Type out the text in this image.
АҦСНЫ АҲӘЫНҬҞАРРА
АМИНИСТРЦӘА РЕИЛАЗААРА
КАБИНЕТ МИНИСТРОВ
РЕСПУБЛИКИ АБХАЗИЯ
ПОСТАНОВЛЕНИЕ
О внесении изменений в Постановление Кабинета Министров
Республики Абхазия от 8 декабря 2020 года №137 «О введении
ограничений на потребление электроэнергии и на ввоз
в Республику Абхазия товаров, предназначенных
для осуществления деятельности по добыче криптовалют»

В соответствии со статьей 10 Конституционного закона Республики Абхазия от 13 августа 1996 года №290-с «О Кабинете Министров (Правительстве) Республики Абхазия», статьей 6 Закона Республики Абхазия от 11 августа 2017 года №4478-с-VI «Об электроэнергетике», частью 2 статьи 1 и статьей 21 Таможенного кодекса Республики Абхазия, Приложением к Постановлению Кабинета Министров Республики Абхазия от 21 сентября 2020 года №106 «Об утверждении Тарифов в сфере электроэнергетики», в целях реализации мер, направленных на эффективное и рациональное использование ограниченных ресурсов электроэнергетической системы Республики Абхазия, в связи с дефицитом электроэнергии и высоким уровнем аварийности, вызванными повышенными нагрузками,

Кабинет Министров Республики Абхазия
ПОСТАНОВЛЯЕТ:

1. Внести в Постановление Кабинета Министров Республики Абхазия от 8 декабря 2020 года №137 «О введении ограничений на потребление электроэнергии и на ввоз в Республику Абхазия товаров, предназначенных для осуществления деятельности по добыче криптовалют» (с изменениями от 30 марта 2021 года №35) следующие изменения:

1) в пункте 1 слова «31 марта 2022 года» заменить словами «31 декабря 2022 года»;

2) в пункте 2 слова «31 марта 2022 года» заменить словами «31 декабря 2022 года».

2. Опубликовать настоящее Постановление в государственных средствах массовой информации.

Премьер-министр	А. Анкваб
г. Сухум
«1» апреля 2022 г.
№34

· · · ·

*Goal*
Using the data above, return each line exactly as written.

*Full answer*
Type out the text in this image.
АҦСНЫ АҲӘЫНҬҞАРРА
АМИНИСТРЦӘА РЕИЛАЗААРА
КАБИНЕТ МИНИСТРОВ
РЕСПУБЛИКИ АБХАЗИЯ
ПОСТАНОВЛЕНИЕ
О внесении изменений в Постановление Кабинета Министров
Республики Абхазия от 8 декабря 2020 года №137 «О введении
ограничений на потребление электроэнергии и на ввоз
в Республику Абхазия товаров, предназначенных
для осуществления деятельности по добыче криптовалют»

В соответствии со статьей 10 Конституционного закона Республики Абхазия от 13 августа 1996 года №290-с «О Кабинете Министров (Правительстве) Республики Абхазия», статьей 6 Закона Республики Абхазия от 11 августа 2017 года №4478-с-VI «Об электроэнергетике», частью 2 статьи 1 и статьей 21 Таможенного кодекса Республики Абхазия, Приложением к Постановлению Кабинета Министров Республики Абхазия от 21 сентября 2020 года №106 «Об утверждении Тарифов в сфере электроэнергетики», в целях реализации мер, направленных на эффективное и рациональное использование ограниченных ресурсов электроэнергетической системы Республики Абхазия, в связи с дефицитом электроэнергии и высоким уровнем аварийности, вызванными повышенными нагрузками,

Кабинет Министров Республики Абхазия
ПОСТАНОВЛЯЕТ:

1. Внести в Постановление Кабинета Министров Республики Абхазия от 8 декабря 2020 года №137 «О введении ограничений на потребление электроэнергии и на ввоз в Республику Абхазия товаров, предназначенных для осуществления деятельности по добыче криптовалют» (с изменениями от 30 марта 2021 года №35) следующие изменения:

1) в пункте 1 слова «31 марта 2022 года» заменить словами «31 декабря 2022 года»;

2) в пункте 2 слова «31 марта 2022 года» заменить словами «31 декабря 2022 года».

2. Опубликовать настоящее Постановление в государственных средствах массовой информации.

Премьер-министр	А. Анкваб
г. Сухум
«1» апреля 2022 г.
№34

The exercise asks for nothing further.